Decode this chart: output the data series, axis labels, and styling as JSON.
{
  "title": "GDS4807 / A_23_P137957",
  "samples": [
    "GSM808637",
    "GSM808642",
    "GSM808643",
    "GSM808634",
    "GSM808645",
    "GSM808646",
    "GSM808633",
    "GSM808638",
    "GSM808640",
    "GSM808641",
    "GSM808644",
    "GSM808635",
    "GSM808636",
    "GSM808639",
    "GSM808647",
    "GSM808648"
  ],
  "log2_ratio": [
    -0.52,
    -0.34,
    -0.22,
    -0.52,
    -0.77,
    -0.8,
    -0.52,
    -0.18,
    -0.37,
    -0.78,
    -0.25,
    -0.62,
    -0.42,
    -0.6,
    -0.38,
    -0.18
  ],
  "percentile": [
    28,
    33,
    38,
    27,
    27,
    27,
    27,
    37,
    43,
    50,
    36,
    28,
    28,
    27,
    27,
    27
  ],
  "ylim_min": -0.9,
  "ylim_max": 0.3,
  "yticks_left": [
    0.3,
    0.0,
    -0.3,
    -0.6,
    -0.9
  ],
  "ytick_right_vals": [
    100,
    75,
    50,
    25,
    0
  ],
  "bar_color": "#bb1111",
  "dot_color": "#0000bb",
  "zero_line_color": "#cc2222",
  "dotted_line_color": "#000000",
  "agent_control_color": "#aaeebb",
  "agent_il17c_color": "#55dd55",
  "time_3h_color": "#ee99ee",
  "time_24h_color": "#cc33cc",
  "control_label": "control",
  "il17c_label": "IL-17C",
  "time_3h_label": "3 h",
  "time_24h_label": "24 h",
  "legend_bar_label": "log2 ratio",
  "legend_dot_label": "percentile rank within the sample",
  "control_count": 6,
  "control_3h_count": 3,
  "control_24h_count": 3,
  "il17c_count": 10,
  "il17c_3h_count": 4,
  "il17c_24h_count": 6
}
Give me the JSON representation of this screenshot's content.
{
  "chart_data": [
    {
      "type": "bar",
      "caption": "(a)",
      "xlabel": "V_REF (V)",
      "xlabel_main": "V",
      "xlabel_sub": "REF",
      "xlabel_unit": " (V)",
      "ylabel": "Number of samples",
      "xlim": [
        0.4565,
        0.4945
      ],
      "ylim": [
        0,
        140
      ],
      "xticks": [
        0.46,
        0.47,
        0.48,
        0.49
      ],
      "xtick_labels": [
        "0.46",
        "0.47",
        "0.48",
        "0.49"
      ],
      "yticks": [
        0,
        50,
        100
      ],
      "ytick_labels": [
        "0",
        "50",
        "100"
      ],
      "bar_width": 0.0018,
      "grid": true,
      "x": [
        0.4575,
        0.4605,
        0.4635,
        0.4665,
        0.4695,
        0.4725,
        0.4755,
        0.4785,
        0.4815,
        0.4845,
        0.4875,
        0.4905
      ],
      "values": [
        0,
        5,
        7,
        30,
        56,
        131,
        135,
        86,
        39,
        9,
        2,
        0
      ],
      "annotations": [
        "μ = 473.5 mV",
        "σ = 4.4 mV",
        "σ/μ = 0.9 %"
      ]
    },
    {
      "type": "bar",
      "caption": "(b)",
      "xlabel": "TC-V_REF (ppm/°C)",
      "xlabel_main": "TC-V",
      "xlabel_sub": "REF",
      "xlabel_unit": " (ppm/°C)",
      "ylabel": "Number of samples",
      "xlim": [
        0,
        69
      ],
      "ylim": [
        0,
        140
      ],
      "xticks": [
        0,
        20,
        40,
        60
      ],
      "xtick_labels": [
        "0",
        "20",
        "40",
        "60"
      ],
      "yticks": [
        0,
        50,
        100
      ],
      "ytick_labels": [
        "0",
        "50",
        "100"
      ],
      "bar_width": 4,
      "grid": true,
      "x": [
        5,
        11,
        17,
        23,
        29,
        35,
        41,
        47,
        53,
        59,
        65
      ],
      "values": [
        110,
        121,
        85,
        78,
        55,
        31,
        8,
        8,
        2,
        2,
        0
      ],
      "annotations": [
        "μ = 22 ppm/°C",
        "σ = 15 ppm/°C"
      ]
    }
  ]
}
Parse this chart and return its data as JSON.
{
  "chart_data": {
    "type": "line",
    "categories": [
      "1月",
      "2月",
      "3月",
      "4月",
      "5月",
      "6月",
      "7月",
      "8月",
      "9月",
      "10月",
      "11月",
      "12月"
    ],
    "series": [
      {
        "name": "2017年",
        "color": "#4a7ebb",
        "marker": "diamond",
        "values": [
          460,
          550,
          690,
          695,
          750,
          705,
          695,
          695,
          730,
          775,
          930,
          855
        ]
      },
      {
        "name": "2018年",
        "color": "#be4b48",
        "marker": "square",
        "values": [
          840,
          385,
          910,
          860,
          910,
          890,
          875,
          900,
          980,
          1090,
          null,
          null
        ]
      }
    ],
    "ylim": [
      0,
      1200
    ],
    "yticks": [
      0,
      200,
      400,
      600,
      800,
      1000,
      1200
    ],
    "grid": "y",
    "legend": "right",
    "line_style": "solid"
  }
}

### Goal
The entries above must be returned exactly.

### Written answer
Decode this chart: output the data series, axis labels, and styling as JSON.
{
  "title": "GDS4807 / A_23_P137957",
  "samples": [
    "GSM808637",
    "GSM808642",
    "GSM808643",
    "GSM808634",
    "GSM808645",
    "GSM808646",
    "GSM808633",
    "GSM808638",
    "GSM808640",
    "GSM808641",
    "GSM808644",
    "GSM808635",
    "GSM808636",
    "GSM808639",
    "GSM808647",
    "GSM808648"
  ],
  "log2_ratio": [
    -0.52,
    -0.34,
    -0.22,
    -0.52,
    -0.77,
    -0.8,
    -0.52,
    -0.18,
    -0.37,
    -0.78,
    -0.25,
    -0.62,
    -0.42,
    -0.6,
    -0.38,
    -0.18
  ],
  "percentile": [
    28,
    33,
    38,
    27,
    27,
    27,
    27,
    37,
    43,
    50,
    36,
    28,
    28,
    27,
    27,
    27
  ],
  "ylim_min": -0.9,
  "ylim_max": 0.3,
  "yticks_left": [
    0.3,
    0.0,
    -0.3,
    -0.6,
    -0.9
  ],
  "ytick_right_vals": [
    100,
    75,
    50,
    25,
    0
  ],
  "bar_color": "#bb1111",
  "dot_color": "#0000bb",
  "zero_line_color": "#cc2222",
  "dotted_line_color": "#000000",
  "agent_control_color": "#aaeebb",
  "agent_il17c_color": "#55dd55",
  "time_3h_color": "#ee99ee",
  "time_24h_color": "#cc33cc",
  "control_label": "control",
  "il17c_label": "IL-17C",
  "time_3h_label": "3 h",
  "time_24h_label": "24 h",
  "legend_bar_label": "log2 ratio",
  "legend_dot_label": "percentile rank within the sample",
  "control_count": 6,
  "control_3h_count": 3,
  "control_24h_count": 3,
  "il17c_count": 10,
  "il17c_3h_count": 4,
  "il17c_24h_count": 6
}
Give me the JSON representation of this screenshot's content.
{
  "chart_data": [
    {
      "type": "bar",
      "caption": "(a)",
      "xlabel": "V_REF (V)",
      "xlabel_main": "V",
      "xlabel_sub": "REF",
      "xlabel_unit": " (V)",
      "ylabel": "Number of samples",
      "xlim": [
        0.4565,
        0.4945
      ],
      "ylim": [
        0,
        140
      ],
      "xticks": [
        0.46,
        0.47,
        0.48,
        0.49
      ],
      "xtick_labels": [
        "0.46",
        "0.47",
        "0.48",
        "0.49"
      ],
      "yticks": [
        0,
        50,
        100
      ],
      "ytick_labels": [
        "0",
        "50",
        "100"
      ],
      "bar_width": 0.0018,
      "grid": true,
      "x": [
        0.4575,
        0.4605,
        0.4635,
        0.4665,
        0.4695,
        0.4725,
        0.4755,
        0.4785,
        0.4815,
        0.4845,
        0.4875,
        0.4905
      ],
      "values": [
        0,
        5,
        7,
        30,
        56,
        131,
        135,
        86,
        39,
        9,
        2,
        0
      ],
      "annotations": [
        "μ = 473.5 mV",
        "σ = 4.4 mV",
        "σ/μ = 0.9 %"
      ]
    },
    {
      "type": "bar",
      "caption": "(b)",
      "xlabel": "TC-V_REF (ppm/°C)",
      "xlabel_main": "TC-V",
      "xlabel_sub": "REF",
      "xlabel_unit": " (ppm/°C)",
      "ylabel": "Number of samples",
      "xlim": [
        0,
        69
      ],
      "ylim": [
        0,
        140
      ],
      "xticks": [
        0,
        20,
        40,
        60
      ],
      "xtick_labels": [
        "0",
        "20",
        "40",
        "60"
      ],
      "yticks": [
        0,
        50,
        100
      ],
      "ytick_labels": [
        "0",
        "50",
        "100"
      ],
      "bar_width": 4,
      "grid": true,
      "x": [
        5,
        11,
        17,
        23,
        29,
        35,
        41,
        47,
        53,
        59,
        65
      ],
      "values": [
        110,
        121,
        85,
        78,
        55,
        31,
        8,
        8,
        2,
        2,
        0
      ],
      "annotations": [
        "μ = 22 ppm/°C",
        "σ = 15 ppm/°C"
      ]
    }
  ]
}
Parse this chart and return its data as JSON.
{
  "chart_data": {
    "type": "line",
    "categories": [
      "1月",
      "2月",
      "3月",
      "4月",
      "5月",
      "6月",
      "7月",
      "8月",
      "9月",
      "10月",
      "11月",
      "12月"
    ],
    "series": [
      {
        "name": "2017年",
        "color": "#4a7ebb",
        "marker": "diamond",
        "values": [
          460,
          550,
          690,
          695,
          750,
          705,
          695,
          695,
          730,
          775,
          930,
          855
        ]
      },
      {
        "name": "2018年",
        "color": "#be4b48",
        "marker": "square",
        "values": [
          840,
          385,
          910,
          860,
          910,
          890,
          875,
          900,
          980,
          1090,
          null,
          null
        ]
      }
    ],
    "ylim": [
      0,
      1200
    ],
    "yticks": [
      0,
      200,
      400,
      600,
      800,
      1000,
      1200
    ],
    "grid": "y",
    "legend": "right",
    "line_style": "solid"
  }
}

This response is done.